Material supplied:
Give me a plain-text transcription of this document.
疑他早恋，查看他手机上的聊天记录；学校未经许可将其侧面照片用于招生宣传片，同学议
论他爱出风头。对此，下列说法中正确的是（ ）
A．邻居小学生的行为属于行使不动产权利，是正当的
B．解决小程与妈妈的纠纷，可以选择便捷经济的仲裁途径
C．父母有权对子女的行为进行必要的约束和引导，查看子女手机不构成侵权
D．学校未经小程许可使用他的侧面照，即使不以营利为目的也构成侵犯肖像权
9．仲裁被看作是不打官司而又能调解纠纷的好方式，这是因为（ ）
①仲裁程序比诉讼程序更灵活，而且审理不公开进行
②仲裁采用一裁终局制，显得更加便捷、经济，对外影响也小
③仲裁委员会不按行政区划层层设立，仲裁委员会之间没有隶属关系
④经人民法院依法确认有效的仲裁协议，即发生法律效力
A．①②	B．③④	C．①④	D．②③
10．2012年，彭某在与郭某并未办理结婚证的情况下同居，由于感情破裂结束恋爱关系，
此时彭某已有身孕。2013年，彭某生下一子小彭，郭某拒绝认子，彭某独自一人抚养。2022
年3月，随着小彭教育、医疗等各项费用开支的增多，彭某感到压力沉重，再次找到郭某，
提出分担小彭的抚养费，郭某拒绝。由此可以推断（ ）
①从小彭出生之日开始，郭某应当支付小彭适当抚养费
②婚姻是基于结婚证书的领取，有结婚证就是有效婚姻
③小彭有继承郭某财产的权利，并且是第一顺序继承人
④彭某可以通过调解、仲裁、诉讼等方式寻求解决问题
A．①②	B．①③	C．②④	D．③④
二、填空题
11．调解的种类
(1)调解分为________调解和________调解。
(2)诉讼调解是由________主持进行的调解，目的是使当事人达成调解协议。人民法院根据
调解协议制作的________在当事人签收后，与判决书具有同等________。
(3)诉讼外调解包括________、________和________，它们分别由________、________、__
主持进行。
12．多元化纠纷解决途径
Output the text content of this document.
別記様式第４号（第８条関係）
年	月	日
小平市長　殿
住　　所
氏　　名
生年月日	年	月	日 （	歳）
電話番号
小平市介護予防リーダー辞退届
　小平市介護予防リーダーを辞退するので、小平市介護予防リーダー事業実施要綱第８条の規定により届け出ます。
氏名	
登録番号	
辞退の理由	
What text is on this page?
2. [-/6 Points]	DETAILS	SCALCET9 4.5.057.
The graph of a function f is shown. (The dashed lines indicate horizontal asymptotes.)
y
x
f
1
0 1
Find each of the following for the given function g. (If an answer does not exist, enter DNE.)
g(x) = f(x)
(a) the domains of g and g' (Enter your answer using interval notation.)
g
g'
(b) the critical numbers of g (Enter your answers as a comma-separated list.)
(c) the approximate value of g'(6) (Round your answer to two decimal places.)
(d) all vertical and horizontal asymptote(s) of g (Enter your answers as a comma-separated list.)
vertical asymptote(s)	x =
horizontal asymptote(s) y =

What is required:
Exact output of every entry is required.

Exercise response:
Give me a plain-text transcription of this document.
疑他早恋，查看他手机上的聊天记录；学校未经许可将其侧面照片用于招生宣传片，同学议
论他爱出风头。对此，下列说法中正确的是（ ）
A．邻居小学生的行为属于行使不动产权利，是正当的
B．解决小程与妈妈的纠纷，可以选择便捷经济的仲裁途径
C．父母有权对子女的行为进行必要的约束和引导，查看子女手机不构成侵权
D．学校未经小程许可使用他的侧面照，即使不以营利为目的也构成侵犯肖像权
9．仲裁被看作是不打官司而又能调解纠纷的好方式，这是因为（ ）
①仲裁程序比诉讼程序更灵活，而且审理不公开进行
②仲裁采用一裁终局制，显得更加便捷、经济，对外影响也小
③仲裁委员会不按行政区划层层设立，仲裁委员会之间没有隶属关系
④经人民法院依法确认有效的仲裁协议，即发生法律效力
A．①②	B．③④	C．①④	D．②③
10．2012年，彭某在与郭某并未办理结婚证的情况下同居，由于感情破裂结束恋爱关系，
此时彭某已有身孕。2013年，彭某生下一子小彭，郭某拒绝认子，彭某独自一人抚养。2022
年3月，随着小彭教育、医疗等各项费用开支的增多，彭某感到压力沉重，再次找到郭某，
提出分担小彭的抚养费，郭某拒绝。由此可以推断（ ）
①从小彭出生之日开始，郭某应当支付小彭适当抚养费
②婚姻是基于结婚证书的领取，有结婚证就是有效婚姻
③小彭有继承郭某财产的权利，并且是第一顺序继承人
④彭某可以通过调解、仲裁、诉讼等方式寻求解决问题
A．①②	B．①③	C．②④	D．③④
二、填空题
11．调解的种类
(1)调解分为________调解和________调解。
(2)诉讼调解是由________主持进行的调解，目的是使当事人达成调解协议。人民法院根据
调解协议制作的________在当事人签收后，与判决书具有同等________。
(3)诉讼外调解包括________、________和________，它们分别由________、________、__
主持进行。
12．多元化纠纷解决途径
Output the text content of this document.
別記様式第４号（第８条関係）
年	月	日
小平市長　殿
住　　所
氏　　名
生年月日	年	月	日 （	歳）
電話番号
小平市介護予防リーダー辞退届
　小平市介護予防リーダーを辞退するので、小平市介護予防リーダー事業実施要綱第８条の規定により届け出ます。
氏名	
登録番号	
辞退の理由	
What text is on this page?
2. [-/6 Points]	DETAILS	SCALCET9 4.5.057.
The graph of a function f is shown. (The dashed lines indicate horizontal asymptotes.)
y
x
f
1
0 1
Find each of the following for the given function g. (If an answer does not exist, enter DNE.)
g(x) = f(x)
(a) the domains of g and g' (Enter your answer using interval notation.)
g
g'
(b) the critical numbers of g (Enter your answers as a comma-separated list.)
(c) the approximate value of g'(6) (Round your answer to two decimal places.)
(d) all vertical and horizontal asymptote(s) of g (Enter your answers as a comma-separated list.)
vertical asymptote(s)	x =
horizontal asymptote(s) y =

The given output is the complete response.